Foto de Ludwig Oliveira e editada/postada pelo blog,
para ilustrar o presente artigo.
Texto publicado originalmente no site Osmário Santos, em 11/05/2002
Alberto Carvalho
Iniciando com a crítica cinematográfica no ano de 1975,
Alberto Carvalho introduziu na imprensa sergipana um novo conceito em crítica
de arte, passando a apresentar o “mundo do opinador”, isento dos obrigatórios
elogios. Passou a escrever com a verdade, sem visar agradar nem a gregos nem a
troianos e tão pouco baianos. Seu nome sempre foi respeitado no mundo cultural
sergipano. Além de crítico de cinema, sua grande paixão, sempre atuou na
imprensa sergipana no campo da literatura não só na crítica, mas com
publicações. Poeta da vanguarda e sempre atuando na prosa, nunca se descuidou e
sempre esteve dentro do tempo. Recentemente publicou no ensaio sobre o pintor Adauto
Machado e, em conclusão, um trabalho semelhante, sobre a vida e obra do pintor
Florival Santos. Alberto é parte da cultura em nossa terra e tem muita coisa
para contar, no registro da Memória de Sergipe.
Alberto Carvalho nasceu a 3 de novembro de 1932, em
Itabaiana, Sergipe, filho de Ivo Carvalho e Maria Elisa Carvalho. Seu Ivo era
uma pessoa muito calada, enquanto dona Maria Elisa era bem extrovertida e bem
brincalhona. Alberto conta que o seu lado de gozador, é uma boa herança de sua
mãe, afirmando que ela realmente era uma “figura”.
Seus pais pertenciam a uma classe média não alta, mas que dava
para sobreviver. No início, foi alfaiate, depois passou a exercer a função de
funcionário público municipal, levando uma vida controlada. “Meu pai transmitiu
a lição, que a gente não deve ir mais além do que o chinelo cabe”.
Curso primário — Na sua cidade natal, com a professora
Laurinda Leite, aprendeu as primeiras lições, no Grupo Escolar Guilhermino
Bezerra. Antes de chegar aos bancos escolares, já gostava de ler, passando a
gostar mais ainda, depois que conheceu o professor José Fortunato Pinto. “Ele fundou
um colégio que era vizinho à minha casa, Gostava muito de literatura, escrevia
e eu era amigo do filho. Estudei no seu colégio e, ele foi um professor que me
marcou muito”.
-------
**Instrução 1**
Segundo o trecho sobre Alberto Carvalho, em que data e em que cidade ele nasceu?
**Instrução 2**
Passe para o inglês esta frase do trecho sobre Alberto Carvalho: "Seu nome sempre foi respeitado no mundo cultural sergipano."
**Instrução 3**
Dê continuidade ao texto biográfico sobre Alberto Carvalho a partir da última frase apresentada.

**Itens fornecidos**
-------
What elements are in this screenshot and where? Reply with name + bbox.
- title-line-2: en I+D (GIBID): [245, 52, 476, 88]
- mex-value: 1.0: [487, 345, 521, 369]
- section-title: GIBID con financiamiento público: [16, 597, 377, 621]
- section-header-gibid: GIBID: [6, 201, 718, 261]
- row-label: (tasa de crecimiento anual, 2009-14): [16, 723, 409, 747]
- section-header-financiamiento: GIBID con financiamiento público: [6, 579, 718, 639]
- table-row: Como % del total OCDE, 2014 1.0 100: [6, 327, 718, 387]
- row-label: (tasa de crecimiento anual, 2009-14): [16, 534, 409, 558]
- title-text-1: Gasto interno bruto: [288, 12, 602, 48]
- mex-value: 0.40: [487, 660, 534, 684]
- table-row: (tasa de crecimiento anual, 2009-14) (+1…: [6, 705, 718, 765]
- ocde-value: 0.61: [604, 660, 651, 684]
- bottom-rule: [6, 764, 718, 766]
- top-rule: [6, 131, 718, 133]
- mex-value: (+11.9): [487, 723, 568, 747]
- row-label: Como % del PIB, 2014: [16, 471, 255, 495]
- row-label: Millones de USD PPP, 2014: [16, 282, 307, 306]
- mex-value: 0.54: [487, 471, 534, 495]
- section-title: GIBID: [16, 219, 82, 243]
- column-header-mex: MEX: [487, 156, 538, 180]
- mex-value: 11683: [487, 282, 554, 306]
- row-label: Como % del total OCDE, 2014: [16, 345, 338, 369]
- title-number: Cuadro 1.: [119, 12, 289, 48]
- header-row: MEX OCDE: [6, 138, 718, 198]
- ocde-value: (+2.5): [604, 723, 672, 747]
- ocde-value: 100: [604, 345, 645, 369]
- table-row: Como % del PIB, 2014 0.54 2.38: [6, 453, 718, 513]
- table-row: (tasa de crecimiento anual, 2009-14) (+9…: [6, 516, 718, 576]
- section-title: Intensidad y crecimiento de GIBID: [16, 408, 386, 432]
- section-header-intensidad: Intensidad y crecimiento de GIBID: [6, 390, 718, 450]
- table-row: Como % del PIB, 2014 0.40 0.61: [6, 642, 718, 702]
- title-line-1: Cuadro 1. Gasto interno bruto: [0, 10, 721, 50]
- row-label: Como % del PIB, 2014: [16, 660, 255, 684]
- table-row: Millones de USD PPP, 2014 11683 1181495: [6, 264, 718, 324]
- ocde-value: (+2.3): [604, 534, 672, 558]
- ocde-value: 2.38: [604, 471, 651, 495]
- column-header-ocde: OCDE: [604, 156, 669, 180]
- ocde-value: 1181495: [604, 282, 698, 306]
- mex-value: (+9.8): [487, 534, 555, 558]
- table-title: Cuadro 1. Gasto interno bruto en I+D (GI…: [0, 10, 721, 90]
-------
**Resposta correta 1**
Ele nasceu em 3 de novembro de 1932, em Itabaiana, Sergipe.

**Resposta correta 2**
His name has always been respected in the cultural world of Sergipe.

**Resposta correta 3**
Naquele tempo, já tinha gosto pela leitura e pelo cinema,
pelo qual sempre fui maluco. Conta que tudo iniciou quando chegou em Itabaiana,
uma família de Propriá que gostava de ler e por isso o então menino Alberto
tratou logo de fazer boas amizades, com bons proveitos. “Foi quando iniciei a
ler os meus primeiros romances”.
Foi baleiro de cinema — Uma infância sacrificada, ajudando
os pais em casa, com o fruto do seu trabalho de vendedor de revistas e jornais
da empresa “A Noite” e de correr fila por fila do cinema de Itabaiana, vendendo
bala, com a cesta cheia, sorriso nos lábios e gritos constantes: Olha o baleiro!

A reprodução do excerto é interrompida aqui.